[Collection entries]
══════════════════════════════

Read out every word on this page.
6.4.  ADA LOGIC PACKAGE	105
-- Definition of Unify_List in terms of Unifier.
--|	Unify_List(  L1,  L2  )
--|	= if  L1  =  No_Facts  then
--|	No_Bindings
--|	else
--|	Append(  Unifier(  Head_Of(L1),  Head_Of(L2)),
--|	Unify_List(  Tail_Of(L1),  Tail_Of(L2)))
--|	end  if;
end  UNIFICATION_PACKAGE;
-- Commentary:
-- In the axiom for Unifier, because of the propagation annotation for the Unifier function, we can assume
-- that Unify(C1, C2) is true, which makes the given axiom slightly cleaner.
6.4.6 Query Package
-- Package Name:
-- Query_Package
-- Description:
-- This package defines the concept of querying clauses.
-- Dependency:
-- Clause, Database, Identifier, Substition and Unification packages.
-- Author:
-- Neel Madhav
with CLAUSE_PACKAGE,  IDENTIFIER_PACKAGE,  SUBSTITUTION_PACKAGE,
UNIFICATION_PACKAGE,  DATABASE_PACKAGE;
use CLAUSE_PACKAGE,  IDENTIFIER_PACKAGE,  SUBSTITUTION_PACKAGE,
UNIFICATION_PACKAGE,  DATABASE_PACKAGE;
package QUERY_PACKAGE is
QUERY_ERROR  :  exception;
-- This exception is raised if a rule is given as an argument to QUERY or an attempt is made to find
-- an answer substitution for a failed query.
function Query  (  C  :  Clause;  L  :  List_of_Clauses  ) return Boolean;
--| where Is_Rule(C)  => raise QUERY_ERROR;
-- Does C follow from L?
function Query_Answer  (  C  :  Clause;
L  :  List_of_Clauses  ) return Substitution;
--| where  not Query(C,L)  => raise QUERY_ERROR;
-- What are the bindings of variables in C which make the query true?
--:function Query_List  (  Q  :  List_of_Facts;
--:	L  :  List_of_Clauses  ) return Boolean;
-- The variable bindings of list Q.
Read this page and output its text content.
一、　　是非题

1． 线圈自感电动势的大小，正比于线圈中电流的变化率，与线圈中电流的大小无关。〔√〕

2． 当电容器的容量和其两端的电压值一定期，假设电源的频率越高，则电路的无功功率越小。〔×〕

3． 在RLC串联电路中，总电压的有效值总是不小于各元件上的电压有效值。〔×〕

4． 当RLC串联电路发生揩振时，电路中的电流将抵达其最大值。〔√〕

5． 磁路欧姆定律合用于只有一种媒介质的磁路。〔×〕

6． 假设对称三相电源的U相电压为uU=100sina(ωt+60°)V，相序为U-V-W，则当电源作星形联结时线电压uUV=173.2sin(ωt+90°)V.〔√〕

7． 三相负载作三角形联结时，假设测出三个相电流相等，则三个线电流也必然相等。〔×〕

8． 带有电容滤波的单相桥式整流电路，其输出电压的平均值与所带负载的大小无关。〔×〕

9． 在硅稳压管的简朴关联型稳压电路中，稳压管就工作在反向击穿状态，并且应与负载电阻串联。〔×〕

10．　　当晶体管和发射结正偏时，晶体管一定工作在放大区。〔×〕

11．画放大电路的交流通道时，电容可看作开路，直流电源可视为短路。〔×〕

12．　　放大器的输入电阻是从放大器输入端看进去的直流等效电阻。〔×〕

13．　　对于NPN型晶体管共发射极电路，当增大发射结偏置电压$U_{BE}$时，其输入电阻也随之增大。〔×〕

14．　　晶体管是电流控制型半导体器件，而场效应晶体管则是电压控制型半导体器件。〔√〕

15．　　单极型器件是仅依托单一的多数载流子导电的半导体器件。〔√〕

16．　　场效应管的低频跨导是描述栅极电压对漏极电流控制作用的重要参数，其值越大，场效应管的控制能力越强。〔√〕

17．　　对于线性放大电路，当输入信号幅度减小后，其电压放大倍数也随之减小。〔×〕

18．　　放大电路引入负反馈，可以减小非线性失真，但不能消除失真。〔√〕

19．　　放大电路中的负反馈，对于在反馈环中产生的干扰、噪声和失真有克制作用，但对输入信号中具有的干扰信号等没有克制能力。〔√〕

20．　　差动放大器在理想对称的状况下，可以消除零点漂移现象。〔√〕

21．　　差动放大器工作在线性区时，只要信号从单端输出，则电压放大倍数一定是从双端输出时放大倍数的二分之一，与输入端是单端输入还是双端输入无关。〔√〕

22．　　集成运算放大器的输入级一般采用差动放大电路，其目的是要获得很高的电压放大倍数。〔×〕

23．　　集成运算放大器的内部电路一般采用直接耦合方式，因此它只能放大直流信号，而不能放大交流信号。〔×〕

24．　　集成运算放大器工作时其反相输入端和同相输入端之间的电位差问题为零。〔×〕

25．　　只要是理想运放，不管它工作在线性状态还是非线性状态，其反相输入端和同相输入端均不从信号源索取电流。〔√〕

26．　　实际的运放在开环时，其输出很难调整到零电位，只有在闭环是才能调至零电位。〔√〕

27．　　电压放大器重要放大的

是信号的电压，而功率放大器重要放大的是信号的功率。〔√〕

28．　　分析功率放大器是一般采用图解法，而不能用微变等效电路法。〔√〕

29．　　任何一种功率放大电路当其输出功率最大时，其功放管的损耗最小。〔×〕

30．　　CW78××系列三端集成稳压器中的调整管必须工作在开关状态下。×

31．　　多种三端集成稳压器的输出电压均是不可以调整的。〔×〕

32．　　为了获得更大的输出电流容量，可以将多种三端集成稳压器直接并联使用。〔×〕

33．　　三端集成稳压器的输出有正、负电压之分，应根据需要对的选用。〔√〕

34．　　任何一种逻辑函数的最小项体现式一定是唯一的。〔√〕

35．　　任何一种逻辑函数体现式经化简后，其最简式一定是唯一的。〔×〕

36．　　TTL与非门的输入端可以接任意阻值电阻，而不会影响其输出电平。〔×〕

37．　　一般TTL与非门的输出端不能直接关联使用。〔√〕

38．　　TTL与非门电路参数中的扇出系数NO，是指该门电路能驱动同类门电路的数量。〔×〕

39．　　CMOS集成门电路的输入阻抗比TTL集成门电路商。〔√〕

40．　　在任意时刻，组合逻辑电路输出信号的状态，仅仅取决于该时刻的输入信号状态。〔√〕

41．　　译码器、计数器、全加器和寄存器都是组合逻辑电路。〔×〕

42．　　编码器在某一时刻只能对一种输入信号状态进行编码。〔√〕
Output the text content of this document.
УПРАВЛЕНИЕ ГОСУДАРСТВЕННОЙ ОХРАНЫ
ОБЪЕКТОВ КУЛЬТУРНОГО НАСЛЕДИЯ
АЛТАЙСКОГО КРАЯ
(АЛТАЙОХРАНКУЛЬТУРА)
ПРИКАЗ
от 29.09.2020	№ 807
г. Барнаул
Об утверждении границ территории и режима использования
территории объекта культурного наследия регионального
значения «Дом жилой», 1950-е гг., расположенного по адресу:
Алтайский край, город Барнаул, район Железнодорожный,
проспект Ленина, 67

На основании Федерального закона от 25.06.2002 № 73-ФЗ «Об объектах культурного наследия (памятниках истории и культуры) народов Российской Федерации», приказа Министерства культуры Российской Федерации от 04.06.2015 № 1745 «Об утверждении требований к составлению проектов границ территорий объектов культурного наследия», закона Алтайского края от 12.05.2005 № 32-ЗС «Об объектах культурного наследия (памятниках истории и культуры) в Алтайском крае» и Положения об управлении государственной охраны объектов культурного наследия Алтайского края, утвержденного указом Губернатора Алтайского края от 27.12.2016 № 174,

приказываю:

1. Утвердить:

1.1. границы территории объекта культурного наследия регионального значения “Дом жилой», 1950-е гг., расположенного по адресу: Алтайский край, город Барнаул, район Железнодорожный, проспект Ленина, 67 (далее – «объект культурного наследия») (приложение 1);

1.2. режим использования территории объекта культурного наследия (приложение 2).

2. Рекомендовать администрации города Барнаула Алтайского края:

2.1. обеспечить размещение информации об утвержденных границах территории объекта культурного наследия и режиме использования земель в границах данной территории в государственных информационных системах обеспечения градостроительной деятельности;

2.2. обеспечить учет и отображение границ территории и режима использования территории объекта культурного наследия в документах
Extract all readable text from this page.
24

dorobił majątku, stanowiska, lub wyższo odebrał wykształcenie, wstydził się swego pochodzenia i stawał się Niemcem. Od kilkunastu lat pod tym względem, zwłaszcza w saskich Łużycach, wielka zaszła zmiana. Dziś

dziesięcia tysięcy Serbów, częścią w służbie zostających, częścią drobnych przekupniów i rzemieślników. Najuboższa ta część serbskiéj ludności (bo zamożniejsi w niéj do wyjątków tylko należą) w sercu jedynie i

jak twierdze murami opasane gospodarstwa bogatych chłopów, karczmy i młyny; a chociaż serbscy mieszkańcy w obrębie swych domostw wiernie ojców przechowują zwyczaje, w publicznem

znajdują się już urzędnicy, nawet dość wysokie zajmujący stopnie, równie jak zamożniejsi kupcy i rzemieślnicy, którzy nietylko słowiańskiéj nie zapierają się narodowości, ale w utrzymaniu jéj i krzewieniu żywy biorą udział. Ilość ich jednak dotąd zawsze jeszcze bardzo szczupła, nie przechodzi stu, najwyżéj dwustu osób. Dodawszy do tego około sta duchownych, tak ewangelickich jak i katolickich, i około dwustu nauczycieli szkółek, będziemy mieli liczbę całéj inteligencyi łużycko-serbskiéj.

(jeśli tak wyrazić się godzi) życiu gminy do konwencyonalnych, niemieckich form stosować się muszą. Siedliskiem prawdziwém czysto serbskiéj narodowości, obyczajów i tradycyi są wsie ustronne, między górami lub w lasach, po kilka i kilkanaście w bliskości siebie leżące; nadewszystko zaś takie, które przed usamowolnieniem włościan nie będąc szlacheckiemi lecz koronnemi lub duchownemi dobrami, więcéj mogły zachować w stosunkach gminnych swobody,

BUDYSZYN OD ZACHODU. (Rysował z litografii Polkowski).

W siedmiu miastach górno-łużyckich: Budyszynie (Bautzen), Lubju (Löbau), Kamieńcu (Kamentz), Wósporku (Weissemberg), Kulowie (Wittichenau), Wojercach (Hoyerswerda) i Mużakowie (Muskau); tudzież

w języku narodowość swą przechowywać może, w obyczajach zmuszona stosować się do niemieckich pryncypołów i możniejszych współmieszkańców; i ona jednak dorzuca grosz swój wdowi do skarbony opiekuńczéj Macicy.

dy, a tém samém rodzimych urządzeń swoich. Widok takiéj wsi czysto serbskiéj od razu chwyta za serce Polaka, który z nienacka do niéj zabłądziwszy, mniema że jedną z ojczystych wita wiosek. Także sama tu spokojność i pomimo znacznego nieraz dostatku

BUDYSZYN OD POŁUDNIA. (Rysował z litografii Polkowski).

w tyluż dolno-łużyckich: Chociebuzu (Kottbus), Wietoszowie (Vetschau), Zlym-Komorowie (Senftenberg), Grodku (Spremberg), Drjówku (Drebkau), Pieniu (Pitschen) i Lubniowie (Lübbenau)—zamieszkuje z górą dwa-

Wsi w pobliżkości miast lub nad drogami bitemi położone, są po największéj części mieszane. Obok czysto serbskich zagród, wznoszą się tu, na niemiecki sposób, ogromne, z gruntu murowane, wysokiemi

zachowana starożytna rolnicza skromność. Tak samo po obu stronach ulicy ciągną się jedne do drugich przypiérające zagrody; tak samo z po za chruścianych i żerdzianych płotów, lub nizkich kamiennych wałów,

══════════════════════════════

__What you are asked to do__: Go through the listing above and pull out each line containing the word "обеспечить".

__Complete output__:
2.1. обеспечить размещение информации об утвержденных границах территории объекта культурного наследия и режиме использования земель в границах данной территории в государственных информационных системах обеспечения градостроительной деятельности;
2.2. обеспечить учет и отображение границ территории и режима использования территории объекта культурного наследия в документах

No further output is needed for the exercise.